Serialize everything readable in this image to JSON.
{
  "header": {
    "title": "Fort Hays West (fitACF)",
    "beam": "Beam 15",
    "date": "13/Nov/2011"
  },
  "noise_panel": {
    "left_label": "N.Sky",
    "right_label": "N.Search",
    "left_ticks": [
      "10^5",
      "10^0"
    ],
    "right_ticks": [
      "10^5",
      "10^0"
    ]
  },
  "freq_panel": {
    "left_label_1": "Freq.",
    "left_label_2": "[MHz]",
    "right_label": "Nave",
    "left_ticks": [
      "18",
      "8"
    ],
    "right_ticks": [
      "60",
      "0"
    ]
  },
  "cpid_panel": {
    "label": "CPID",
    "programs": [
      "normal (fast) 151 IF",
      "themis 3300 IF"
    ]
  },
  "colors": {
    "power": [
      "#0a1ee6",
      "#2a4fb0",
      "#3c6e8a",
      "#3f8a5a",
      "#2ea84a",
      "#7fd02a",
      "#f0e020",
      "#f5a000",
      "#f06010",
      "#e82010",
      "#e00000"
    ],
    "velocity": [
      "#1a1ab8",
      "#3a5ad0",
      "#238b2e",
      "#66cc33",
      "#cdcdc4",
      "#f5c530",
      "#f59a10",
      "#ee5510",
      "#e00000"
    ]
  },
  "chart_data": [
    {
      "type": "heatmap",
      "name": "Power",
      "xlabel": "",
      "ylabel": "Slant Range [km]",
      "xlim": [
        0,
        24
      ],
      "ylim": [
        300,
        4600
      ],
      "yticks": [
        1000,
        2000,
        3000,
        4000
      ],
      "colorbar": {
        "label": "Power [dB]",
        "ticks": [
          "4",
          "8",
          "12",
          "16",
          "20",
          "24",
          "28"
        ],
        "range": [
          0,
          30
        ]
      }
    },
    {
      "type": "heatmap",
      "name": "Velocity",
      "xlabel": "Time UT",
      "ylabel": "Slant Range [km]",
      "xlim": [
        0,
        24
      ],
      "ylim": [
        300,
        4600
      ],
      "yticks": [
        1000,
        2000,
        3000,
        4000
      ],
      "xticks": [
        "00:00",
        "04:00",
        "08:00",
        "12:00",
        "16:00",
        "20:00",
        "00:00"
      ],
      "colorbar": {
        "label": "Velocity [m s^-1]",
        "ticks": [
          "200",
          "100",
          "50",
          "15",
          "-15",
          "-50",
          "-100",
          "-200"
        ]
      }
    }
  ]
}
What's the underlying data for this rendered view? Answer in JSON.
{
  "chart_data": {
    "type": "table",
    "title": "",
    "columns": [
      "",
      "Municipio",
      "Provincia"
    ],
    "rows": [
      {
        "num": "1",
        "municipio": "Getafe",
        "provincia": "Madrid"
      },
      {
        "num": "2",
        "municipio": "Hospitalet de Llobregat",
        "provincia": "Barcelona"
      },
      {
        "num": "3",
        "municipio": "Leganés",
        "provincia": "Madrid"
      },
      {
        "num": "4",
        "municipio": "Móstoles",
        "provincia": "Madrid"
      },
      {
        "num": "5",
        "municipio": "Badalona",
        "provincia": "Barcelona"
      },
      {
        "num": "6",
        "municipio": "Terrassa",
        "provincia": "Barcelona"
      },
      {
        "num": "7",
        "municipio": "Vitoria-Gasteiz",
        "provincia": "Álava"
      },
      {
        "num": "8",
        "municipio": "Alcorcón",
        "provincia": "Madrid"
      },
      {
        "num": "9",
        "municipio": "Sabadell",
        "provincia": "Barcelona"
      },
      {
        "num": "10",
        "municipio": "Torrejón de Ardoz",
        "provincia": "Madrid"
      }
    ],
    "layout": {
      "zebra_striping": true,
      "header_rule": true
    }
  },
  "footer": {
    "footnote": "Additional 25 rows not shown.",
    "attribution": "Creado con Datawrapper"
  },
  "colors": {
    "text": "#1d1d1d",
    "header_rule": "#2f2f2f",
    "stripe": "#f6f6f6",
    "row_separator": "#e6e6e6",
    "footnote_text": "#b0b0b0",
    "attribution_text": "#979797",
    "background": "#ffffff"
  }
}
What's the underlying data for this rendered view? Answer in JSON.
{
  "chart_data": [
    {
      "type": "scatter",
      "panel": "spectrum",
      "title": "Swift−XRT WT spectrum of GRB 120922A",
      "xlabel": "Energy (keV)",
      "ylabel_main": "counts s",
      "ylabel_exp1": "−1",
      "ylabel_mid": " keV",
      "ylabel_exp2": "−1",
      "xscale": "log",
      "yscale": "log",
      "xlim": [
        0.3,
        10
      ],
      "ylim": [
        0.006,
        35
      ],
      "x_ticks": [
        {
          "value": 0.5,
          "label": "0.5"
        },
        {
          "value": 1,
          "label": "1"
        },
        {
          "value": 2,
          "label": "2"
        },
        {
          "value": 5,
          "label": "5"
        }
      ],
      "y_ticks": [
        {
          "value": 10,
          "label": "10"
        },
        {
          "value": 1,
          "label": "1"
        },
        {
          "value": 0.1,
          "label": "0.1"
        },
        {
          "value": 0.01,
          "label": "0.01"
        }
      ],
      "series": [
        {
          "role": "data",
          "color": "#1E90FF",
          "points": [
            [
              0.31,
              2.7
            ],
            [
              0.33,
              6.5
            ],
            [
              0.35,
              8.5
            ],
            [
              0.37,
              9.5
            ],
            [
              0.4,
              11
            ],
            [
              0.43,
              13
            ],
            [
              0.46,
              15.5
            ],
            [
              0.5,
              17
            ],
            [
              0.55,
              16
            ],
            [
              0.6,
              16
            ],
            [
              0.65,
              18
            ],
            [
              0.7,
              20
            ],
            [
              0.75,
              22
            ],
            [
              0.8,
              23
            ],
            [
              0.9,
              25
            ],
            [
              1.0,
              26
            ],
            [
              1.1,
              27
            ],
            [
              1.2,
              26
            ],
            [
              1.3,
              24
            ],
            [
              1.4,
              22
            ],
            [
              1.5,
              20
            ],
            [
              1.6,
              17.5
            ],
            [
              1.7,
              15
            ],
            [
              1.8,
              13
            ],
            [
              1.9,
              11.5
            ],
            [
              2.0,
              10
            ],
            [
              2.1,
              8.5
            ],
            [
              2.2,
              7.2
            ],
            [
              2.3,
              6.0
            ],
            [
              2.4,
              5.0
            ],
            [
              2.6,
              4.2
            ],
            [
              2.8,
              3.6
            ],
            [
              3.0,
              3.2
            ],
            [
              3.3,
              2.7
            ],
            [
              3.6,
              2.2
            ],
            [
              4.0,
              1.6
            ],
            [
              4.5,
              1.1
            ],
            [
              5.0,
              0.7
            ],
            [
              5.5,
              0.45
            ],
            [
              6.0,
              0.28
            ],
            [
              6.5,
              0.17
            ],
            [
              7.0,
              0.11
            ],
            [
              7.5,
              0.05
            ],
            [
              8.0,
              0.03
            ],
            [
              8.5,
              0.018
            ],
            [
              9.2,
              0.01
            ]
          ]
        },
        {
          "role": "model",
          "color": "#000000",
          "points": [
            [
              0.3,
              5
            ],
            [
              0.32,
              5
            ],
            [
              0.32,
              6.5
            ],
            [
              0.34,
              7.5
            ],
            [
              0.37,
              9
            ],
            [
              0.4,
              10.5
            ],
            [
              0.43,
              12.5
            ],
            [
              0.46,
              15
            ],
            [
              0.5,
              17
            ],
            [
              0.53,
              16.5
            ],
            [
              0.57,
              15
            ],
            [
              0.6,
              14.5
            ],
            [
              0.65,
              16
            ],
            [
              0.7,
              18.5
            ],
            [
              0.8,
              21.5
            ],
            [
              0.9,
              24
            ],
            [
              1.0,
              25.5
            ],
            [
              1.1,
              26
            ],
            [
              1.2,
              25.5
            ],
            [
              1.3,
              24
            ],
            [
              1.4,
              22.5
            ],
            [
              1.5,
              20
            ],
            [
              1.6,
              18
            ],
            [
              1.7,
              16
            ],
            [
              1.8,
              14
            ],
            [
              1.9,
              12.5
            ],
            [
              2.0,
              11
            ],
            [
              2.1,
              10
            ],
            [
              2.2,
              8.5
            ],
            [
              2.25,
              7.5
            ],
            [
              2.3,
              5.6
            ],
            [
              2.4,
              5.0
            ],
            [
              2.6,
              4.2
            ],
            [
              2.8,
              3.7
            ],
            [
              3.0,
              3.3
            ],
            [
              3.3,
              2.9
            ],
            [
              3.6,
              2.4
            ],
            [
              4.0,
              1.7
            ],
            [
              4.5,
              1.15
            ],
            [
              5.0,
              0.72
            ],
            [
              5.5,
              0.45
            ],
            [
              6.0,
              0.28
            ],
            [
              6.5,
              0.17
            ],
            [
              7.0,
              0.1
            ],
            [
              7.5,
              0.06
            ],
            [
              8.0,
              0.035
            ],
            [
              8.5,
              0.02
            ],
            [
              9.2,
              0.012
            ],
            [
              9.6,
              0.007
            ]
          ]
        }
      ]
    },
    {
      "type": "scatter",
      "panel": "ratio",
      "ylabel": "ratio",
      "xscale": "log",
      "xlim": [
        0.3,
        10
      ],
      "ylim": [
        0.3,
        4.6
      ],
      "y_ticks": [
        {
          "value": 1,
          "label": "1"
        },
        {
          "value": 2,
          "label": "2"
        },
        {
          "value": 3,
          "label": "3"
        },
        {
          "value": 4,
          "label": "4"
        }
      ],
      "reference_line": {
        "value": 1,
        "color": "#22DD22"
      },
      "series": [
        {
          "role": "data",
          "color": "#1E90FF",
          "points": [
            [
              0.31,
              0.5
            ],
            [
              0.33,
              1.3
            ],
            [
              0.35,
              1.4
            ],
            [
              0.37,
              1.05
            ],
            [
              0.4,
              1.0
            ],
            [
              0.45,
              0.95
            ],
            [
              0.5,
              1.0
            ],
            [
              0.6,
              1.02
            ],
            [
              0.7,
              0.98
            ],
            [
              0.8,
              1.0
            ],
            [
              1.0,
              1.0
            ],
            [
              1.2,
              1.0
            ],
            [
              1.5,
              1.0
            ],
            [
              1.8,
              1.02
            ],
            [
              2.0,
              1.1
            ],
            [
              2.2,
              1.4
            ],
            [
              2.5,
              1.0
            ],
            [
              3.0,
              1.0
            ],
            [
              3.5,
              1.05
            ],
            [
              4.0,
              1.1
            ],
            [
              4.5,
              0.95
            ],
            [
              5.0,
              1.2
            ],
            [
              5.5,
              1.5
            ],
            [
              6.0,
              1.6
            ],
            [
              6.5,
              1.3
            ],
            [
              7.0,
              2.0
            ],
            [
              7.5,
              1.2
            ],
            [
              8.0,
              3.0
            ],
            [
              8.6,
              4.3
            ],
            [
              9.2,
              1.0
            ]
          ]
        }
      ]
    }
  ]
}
::::::::
--- Work to do ---
Locate the word "rows" in the data above. Copy every line carrying it.

--- Exercise response ---
    "rows": [
    "footnote": "Additional 25 rows not shown.",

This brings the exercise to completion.